* _WHAT THE TASK REQUIRES_: Pick out and copy every line below that has the word "Главное".

* _DATA ROWS_:
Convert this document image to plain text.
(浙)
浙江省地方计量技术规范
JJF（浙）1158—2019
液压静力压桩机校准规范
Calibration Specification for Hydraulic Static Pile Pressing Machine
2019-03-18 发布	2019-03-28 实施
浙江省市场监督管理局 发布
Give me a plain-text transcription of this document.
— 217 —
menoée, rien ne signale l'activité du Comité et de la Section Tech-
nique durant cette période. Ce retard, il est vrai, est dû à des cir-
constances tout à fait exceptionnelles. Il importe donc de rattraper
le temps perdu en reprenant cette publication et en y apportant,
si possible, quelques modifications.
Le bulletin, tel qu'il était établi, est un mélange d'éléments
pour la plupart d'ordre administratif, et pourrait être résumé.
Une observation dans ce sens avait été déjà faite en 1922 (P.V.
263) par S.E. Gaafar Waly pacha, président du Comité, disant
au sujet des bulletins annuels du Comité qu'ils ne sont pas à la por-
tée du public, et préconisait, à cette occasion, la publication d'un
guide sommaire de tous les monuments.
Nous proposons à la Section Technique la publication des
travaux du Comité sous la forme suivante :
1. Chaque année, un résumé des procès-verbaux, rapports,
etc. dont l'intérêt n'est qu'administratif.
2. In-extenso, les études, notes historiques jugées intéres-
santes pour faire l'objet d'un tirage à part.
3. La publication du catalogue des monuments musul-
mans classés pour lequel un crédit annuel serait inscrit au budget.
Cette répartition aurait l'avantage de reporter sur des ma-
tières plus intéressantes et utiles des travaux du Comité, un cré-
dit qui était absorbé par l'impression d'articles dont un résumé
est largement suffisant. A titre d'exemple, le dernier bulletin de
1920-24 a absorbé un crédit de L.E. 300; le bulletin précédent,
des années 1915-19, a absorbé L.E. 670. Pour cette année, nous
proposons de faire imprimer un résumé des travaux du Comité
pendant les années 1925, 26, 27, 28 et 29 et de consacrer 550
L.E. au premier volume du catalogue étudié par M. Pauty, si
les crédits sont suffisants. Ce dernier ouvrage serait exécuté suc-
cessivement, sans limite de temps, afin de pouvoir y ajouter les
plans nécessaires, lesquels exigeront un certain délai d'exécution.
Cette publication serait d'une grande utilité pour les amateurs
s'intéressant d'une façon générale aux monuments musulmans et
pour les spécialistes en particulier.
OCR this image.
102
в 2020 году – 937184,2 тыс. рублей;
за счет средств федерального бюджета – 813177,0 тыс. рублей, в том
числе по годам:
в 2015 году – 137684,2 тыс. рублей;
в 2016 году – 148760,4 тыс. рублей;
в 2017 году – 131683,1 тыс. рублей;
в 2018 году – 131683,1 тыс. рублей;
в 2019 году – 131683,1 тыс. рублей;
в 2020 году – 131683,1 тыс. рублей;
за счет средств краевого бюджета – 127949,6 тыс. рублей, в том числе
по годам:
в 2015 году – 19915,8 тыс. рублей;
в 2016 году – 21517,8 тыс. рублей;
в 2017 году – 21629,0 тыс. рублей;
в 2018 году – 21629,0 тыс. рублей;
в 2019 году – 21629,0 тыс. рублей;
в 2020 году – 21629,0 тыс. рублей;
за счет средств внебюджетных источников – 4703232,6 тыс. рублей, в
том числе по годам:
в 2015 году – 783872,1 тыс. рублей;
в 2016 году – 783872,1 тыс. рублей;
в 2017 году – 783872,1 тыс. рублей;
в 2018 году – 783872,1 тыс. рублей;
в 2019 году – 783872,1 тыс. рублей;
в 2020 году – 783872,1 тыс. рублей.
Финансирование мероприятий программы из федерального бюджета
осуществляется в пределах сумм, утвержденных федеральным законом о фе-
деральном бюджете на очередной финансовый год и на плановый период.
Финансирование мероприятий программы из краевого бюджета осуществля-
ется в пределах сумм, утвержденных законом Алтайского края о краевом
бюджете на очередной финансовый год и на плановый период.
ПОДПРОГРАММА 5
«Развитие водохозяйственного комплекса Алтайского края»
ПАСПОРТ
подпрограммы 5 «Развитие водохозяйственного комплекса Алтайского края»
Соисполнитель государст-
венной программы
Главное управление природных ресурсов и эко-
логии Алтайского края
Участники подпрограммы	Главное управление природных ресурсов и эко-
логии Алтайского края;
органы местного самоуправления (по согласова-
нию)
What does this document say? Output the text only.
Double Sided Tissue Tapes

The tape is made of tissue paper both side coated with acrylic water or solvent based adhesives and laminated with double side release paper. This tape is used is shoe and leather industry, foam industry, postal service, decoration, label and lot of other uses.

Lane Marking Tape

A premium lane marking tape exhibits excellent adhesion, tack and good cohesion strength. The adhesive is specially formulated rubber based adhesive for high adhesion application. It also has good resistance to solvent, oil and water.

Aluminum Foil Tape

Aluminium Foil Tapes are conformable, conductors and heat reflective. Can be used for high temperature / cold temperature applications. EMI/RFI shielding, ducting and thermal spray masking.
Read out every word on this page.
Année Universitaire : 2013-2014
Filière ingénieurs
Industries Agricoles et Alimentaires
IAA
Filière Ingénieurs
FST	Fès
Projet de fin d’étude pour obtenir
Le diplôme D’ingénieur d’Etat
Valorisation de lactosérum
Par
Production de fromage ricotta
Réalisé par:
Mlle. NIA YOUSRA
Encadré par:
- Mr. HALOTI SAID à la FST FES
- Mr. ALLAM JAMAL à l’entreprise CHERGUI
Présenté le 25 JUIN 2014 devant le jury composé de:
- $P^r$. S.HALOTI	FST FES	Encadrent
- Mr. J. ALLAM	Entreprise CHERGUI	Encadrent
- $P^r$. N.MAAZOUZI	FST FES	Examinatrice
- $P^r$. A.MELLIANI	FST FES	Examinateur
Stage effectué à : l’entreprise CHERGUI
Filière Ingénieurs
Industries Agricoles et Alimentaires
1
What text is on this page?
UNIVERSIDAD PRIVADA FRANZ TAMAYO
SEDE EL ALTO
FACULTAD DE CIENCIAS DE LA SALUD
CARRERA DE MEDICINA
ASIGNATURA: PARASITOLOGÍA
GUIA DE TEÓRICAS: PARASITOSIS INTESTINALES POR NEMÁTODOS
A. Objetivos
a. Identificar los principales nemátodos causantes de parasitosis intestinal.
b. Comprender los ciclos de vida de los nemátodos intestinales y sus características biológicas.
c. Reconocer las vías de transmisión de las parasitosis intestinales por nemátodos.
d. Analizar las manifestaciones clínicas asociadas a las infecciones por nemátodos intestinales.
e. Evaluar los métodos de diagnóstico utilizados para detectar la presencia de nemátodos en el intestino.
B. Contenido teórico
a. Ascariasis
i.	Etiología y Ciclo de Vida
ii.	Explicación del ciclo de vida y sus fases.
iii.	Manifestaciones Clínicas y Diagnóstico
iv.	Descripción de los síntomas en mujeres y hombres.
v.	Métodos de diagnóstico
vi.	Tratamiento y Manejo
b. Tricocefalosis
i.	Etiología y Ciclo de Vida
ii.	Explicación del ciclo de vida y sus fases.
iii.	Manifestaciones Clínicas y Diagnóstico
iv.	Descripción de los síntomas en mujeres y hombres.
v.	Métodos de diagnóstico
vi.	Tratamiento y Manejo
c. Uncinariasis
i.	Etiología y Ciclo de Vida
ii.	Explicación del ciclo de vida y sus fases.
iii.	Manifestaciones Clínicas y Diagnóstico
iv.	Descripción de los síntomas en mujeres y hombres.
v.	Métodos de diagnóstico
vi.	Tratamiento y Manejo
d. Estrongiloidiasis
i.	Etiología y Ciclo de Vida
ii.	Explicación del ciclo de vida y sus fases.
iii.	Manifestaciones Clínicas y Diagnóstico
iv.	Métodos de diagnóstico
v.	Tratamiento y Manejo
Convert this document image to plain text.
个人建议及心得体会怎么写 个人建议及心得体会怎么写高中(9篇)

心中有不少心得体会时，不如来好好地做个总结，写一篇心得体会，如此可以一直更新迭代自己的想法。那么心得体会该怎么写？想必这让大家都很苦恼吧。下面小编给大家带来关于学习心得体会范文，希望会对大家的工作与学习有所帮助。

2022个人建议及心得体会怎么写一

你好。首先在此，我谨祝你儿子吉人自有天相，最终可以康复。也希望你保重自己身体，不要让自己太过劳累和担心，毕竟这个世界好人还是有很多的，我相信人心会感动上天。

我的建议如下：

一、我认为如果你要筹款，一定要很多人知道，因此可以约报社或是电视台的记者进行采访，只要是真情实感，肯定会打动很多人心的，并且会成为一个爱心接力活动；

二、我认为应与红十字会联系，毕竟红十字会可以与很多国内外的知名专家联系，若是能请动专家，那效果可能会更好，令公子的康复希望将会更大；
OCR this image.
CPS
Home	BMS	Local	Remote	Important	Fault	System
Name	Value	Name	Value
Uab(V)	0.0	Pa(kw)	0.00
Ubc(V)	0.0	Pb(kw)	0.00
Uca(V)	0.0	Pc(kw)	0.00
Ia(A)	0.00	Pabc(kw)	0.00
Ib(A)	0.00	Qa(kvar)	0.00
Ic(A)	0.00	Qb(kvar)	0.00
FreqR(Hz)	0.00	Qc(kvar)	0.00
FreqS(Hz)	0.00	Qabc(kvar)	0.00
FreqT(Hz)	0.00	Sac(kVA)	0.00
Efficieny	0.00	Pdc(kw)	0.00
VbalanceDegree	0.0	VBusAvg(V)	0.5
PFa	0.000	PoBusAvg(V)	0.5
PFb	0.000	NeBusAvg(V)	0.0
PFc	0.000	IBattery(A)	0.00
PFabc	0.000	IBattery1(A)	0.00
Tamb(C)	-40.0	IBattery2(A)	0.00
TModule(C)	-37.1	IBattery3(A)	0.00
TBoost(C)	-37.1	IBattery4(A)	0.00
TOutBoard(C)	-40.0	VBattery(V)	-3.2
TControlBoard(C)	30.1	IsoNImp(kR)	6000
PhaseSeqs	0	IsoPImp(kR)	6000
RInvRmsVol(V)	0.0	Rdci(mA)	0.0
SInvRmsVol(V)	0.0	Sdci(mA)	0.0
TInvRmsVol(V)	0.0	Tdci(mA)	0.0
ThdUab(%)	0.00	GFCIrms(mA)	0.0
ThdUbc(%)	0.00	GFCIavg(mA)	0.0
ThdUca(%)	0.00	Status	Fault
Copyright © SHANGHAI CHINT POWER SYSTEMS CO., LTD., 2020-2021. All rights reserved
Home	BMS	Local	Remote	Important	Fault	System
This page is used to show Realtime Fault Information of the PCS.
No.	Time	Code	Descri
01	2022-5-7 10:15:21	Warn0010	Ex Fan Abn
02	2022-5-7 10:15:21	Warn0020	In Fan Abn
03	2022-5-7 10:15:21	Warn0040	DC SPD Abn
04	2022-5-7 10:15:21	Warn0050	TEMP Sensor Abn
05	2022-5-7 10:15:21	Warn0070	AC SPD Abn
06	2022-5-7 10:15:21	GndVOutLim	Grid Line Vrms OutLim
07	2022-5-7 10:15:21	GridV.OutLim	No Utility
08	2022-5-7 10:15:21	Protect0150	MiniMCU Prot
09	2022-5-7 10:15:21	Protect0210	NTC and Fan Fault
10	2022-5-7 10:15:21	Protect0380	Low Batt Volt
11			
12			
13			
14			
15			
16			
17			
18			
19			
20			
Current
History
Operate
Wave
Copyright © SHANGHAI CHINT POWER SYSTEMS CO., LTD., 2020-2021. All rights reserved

* _RESPONSE TO THE TASK_:
Главное управление природных ресурсов и эко-
Участники подпрограммы	Главное управление природных ресурсов и эко-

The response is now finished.